Task requirements: Find and copy lines holding "Email".

Rows:
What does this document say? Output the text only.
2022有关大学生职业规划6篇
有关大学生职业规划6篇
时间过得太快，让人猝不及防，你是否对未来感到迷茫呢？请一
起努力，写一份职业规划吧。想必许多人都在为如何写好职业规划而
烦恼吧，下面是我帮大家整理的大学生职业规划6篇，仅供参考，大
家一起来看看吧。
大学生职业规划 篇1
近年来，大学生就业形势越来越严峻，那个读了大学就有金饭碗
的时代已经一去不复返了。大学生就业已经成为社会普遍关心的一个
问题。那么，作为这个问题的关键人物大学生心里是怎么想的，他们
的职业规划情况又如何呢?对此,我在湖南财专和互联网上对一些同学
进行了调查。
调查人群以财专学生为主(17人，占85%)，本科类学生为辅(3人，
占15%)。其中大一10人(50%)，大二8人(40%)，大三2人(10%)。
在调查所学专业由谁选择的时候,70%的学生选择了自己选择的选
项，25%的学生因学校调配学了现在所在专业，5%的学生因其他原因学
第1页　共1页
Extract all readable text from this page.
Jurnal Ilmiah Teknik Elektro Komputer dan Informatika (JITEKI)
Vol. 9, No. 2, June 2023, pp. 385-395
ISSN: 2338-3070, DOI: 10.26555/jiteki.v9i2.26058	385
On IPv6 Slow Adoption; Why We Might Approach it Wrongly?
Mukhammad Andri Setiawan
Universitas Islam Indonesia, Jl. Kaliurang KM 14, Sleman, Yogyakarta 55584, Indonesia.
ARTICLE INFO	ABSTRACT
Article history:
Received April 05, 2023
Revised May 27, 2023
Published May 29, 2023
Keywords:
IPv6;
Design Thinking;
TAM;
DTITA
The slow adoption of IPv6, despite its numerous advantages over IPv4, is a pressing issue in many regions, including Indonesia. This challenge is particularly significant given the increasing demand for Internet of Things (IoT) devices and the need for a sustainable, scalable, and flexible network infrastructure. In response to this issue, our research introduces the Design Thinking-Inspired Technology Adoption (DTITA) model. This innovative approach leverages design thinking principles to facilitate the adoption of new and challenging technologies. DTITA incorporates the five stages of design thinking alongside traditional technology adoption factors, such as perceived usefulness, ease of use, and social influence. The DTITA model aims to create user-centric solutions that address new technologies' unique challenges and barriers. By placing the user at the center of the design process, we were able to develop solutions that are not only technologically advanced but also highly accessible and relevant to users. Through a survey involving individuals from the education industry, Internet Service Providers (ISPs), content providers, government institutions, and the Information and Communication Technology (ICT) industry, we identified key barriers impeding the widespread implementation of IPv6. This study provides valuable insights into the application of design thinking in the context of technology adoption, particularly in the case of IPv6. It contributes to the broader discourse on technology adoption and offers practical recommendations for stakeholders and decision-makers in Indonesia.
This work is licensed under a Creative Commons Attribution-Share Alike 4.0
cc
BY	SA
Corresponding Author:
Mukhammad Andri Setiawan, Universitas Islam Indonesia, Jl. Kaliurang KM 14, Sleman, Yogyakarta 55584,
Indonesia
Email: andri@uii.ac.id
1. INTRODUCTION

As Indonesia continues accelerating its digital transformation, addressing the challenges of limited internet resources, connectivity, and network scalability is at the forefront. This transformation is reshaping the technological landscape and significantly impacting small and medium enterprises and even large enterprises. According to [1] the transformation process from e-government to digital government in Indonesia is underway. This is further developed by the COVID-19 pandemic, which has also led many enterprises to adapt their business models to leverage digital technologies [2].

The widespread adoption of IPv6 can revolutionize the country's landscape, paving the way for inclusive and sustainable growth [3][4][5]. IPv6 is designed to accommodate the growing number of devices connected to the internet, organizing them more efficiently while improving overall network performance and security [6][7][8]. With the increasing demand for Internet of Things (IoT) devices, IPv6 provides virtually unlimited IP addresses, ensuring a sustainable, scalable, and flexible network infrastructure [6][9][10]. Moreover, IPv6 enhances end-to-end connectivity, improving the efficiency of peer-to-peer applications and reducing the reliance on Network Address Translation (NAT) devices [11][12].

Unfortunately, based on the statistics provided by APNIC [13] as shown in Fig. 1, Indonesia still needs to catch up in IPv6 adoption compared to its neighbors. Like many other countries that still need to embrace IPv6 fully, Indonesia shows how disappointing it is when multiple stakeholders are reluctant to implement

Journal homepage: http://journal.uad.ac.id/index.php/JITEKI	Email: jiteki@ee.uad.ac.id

Answer to the exercise:
Email: andri@uii.ac.id
Journal homepage: http://journal.uad.ac.id/index.php/JITEKI	Email: jiteki@ee.uad.ac.id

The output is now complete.